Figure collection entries

____________

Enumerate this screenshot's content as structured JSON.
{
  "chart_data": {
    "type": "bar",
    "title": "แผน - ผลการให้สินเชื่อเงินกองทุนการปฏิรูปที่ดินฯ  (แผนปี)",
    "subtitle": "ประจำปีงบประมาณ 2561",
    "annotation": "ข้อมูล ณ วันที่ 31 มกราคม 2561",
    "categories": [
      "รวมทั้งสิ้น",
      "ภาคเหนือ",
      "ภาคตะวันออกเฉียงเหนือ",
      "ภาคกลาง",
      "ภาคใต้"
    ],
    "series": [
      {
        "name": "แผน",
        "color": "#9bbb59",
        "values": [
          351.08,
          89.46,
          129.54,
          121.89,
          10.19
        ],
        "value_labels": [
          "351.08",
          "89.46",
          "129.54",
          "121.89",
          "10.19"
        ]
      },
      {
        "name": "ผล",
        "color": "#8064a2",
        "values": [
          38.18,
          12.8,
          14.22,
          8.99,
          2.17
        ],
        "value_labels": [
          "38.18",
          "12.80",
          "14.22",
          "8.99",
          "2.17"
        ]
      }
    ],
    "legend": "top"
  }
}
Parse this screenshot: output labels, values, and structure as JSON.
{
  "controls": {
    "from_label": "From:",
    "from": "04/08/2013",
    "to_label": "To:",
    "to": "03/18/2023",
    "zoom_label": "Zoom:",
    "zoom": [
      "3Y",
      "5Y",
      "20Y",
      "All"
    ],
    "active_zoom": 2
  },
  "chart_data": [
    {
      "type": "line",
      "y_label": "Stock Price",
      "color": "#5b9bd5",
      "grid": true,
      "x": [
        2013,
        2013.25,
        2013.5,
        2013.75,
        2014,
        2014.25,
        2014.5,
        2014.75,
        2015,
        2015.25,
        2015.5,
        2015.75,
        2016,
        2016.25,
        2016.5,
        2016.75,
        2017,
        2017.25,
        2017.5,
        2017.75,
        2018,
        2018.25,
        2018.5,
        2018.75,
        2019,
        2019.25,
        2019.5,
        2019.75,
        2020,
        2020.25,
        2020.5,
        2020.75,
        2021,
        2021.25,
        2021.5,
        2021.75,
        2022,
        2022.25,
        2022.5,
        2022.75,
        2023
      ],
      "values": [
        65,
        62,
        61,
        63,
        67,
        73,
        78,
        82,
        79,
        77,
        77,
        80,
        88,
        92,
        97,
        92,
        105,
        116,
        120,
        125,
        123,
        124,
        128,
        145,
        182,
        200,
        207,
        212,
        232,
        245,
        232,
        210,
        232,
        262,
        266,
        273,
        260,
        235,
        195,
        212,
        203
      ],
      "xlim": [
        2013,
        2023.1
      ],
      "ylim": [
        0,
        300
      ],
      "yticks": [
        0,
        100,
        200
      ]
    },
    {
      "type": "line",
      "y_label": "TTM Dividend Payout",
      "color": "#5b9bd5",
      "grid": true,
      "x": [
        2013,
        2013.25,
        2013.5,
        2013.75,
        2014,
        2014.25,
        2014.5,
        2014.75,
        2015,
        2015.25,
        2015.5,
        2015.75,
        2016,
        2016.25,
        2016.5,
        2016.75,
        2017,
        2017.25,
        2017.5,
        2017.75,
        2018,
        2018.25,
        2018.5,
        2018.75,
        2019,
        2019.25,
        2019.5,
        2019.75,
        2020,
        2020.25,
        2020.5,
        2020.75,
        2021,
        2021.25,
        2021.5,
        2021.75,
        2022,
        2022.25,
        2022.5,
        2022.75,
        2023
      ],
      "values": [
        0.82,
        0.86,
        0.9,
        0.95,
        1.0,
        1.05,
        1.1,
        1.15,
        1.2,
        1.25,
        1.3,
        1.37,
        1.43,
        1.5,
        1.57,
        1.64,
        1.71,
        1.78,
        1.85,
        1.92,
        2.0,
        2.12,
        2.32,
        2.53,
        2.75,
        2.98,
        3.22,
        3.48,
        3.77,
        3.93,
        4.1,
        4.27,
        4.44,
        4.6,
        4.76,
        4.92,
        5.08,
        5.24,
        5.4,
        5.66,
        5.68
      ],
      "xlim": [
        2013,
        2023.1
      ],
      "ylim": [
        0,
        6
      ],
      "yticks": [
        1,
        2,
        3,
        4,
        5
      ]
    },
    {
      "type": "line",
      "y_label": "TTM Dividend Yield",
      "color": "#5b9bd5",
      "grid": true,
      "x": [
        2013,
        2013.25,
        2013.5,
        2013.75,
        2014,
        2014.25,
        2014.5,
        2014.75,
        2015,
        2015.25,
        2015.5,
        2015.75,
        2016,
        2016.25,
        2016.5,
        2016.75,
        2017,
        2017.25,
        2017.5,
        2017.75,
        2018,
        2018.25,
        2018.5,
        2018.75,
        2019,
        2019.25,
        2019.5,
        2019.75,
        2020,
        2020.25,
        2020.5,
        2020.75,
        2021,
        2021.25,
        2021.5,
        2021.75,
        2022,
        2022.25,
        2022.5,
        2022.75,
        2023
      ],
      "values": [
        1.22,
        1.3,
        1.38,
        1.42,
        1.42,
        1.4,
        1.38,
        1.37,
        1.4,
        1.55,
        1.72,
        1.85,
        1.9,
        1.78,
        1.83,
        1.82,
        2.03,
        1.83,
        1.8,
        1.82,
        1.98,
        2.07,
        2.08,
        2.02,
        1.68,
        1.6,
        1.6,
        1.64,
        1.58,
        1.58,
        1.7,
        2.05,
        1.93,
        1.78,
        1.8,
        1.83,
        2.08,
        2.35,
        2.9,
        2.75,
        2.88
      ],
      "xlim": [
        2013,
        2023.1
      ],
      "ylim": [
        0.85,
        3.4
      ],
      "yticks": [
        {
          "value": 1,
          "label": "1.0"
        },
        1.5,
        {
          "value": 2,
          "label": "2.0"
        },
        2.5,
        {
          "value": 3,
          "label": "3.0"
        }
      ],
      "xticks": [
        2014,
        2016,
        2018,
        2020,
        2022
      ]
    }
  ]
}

____________

● **SHORT EXERCISE**: Quote every line of the data, word for word.

● **FULL RESPONSE**:
Enumerate this screenshot's content as structured JSON.
{
  "chart_data": {
    "type": "bar",
    "title": "แผน - ผลการให้สินเชื่อเงินกองทุนการปฏิรูปที่ดินฯ  (แผนปี)",
    "subtitle": "ประจำปีงบประมาณ 2561",
    "annotation": "ข้อมูล ณ วันที่ 31 มกราคม 2561",
    "categories": [
      "รวมทั้งสิ้น",
      "ภาคเหนือ",
      "ภาคตะวันออกเฉียงเหนือ",
      "ภาคกลาง",
      "ภาคใต้"
    ],
    "series": [
      {
        "name": "แผน",
        "color": "#9bbb59",
        "values": [
          351.08,
          89.46,
          129.54,
          121.89,
          10.19
        ],
        "value_labels": [
          "351.08",
          "89.46",
          "129.54",
          "121.89",
          "10.19"
        ]
      },
      {
        "name": "ผล",
        "color": "#8064a2",
        "values": [
          38.18,
          12.8,
          14.22,
          8.99,
          2.17
        ],
        "value_labels": [
          "38.18",
          "12.80",
          "14.22",
          "8.99",
          "2.17"
        ]
      }
    ],
    "legend": "top"
  }
}
Parse this screenshot: output labels, values, and structure as JSON.
{
  "controls": {
    "from_label": "From:",
    "from": "04/08/2013",
    "to_label": "To:",
    "to": "03/18/2023",
    "zoom_label": "Zoom:",
    "zoom": [
      "3Y",
      "5Y",
      "20Y",
      "All"
    ],
    "active_zoom": 2
  },
  "chart_data": [
    {
      "type": "line",
      "y_label": "Stock Price",
      "color": "#5b9bd5",
      "grid": true,
      "x": [
        2013,
        2013.25,
        2013.5,
        2013.75,
        2014,
        2014.25,
        2014.5,
        2014.75,
        2015,
        2015.25,
        2015.5,
        2015.75,
        2016,
        2016.25,
        2016.5,
        2016.75,
        2017,
        2017.25,
        2017.5,
        2017.75,
        2018,
        2018.25,
        2018.5,
        2018.75,
        2019,
        2019.25,
        2019.5,
        2019.75,
        2020,
        2020.25,
        2020.5,
        2020.75,
        2021,
        2021.25,
        2021.5,
        2021.75,
        2022,
        2022.25,
        2022.5,
        2022.75,
        2023
      ],
      "values": [
        65,
        62,
        61,
        63,
        67,
        73,
        78,
        82,
        79,
        77,
        77,
        80,
        88,
        92,
        97,
        92,
        105,
        116,
        120,
        125,
        123,
        124,
        128,
        145,
        182,
        200,
        207,
        212,
        232,
        245,
        232,
        210,
        232,
        262,
        266,
        273,
        260,
        235,
        195,
        212,
        203
      ],
      "xlim": [
        2013,
        2023.1
      ],
      "ylim": [
        0,
        300
      ],
      "yticks": [
        0,
        100,
        200
      ]
    },
    {
      "type": "line",
      "y_label": "TTM Dividend Payout",
      "color": "#5b9bd5",
      "grid": true,
      "x": [
        2013,
        2013.25,
        2013.5,
        2013.75,
        2014,
        2014.25,
        2014.5,
        2014.75,
        2015,
        2015.25,
        2015.5,
        2015.75,
        2016,
        2016.25,
        2016.5,
        2016.75,
        2017,
        2017.25,
        2017.5,
        2017.75,
        2018,
        2018.25,
        2018.5,
        2018.75,
        2019,
        2019.25,
        2019.5,
        2019.75,
        2020,
        2020.25,
        2020.5,
        2020.75,
        2021,
        2021.25,
        2021.5,
        2021.75,
        2022,
        2022.25,
        2022.5,
        2022.75,
        2023
      ],
      "values": [
        0.82,
        0.86,
        0.9,
        0.95,
        1.0,
        1.05,
        1.1,
        1.15,
        1.2,
        1.25,
        1.3,
        1.37,
        1.43,
        1.5,
        1.57,
        1.64,
        1.71,
        1.78,
        1.85,
        1.92,
        2.0,
        2.12,
        2.32,
        2.53,
        2.75,
        2.98,
        3.22,
        3.48,
        3.77,
        3.93,
        4.1,
        4.27,
        4.44,
        4.6,
        4.76,
        4.92,
        5.08,
        5.24,
        5.4,
        5.66,
        5.68
      ],
      "xlim": [
        2013,
        2023.1
      ],
      "ylim": [
        0,
        6
      ],
      "yticks": [
        1,
        2,
        3,
        4,
        5
      ]
    },
    {
      "type": "line",
      "y_label": "TTM Dividend Yield",
      "color": "#5b9bd5",
      "grid": true,
      "x": [
        2013,
        2013.25,
        2013.5,
        2013.75,
        2014,
        2014.25,
        2014.5,
        2014.75,
        2015,
        2015.25,
        2015.5,
        2015.75,
        2016,
        2016.25,
        2016.5,
        2016.75,
        2017,
        2017.25,
        2017.5,
        2017.75,
        2018,
        2018.25,
        2018.5,
        2018.75,
        2019,
        2019.25,
        2019.5,
        2019.75,
        2020,
        2020.25,
        2020.5,
        2020.75,
        2021,
        2021.25,
        2021.5,
        2021.75,
        2022,
        2022.25,
        2022.5,
        2022.75,
        2023
      ],
      "values": [
        1.22,
        1.3,
        1.38,
        1.42,
        1.42,
        1.4,
        1.38,
        1.37,
        1.4,
        1.55,
        1.72,
        1.85,
        1.9,
        1.78,
        1.83,
        1.82,
        2.03,
        1.83,
        1.8,
        1.82,
        1.98,
        2.07,
        2.08,
        2.02,
        1.68,
        1.6,
        1.6,
        1.64,
        1.58,
        1.58,
        1.7,
        2.05,
        1.93,
        1.78,
        1.8,
        1.83,
        2.08,
        2.35,
        2.9,
        2.75,
        2.88
      ],
      "xlim": [
        2013,
        2023.1
      ],
      "ylim": [
        0.85,
        3.4
      ],
      "yticks": [
        {
          "value": 1,
          "label": "1.0"
        },
        1.5,
        {
          "value": 2,
          "label": "2.0"
        },
        2.5,
        {
          "value": 3,
          "label": "3.0"
        }
      ],
      "xticks": [
        2014,
        2016,
        2018,
        2020,
        2022
      ]
    }
  ]
}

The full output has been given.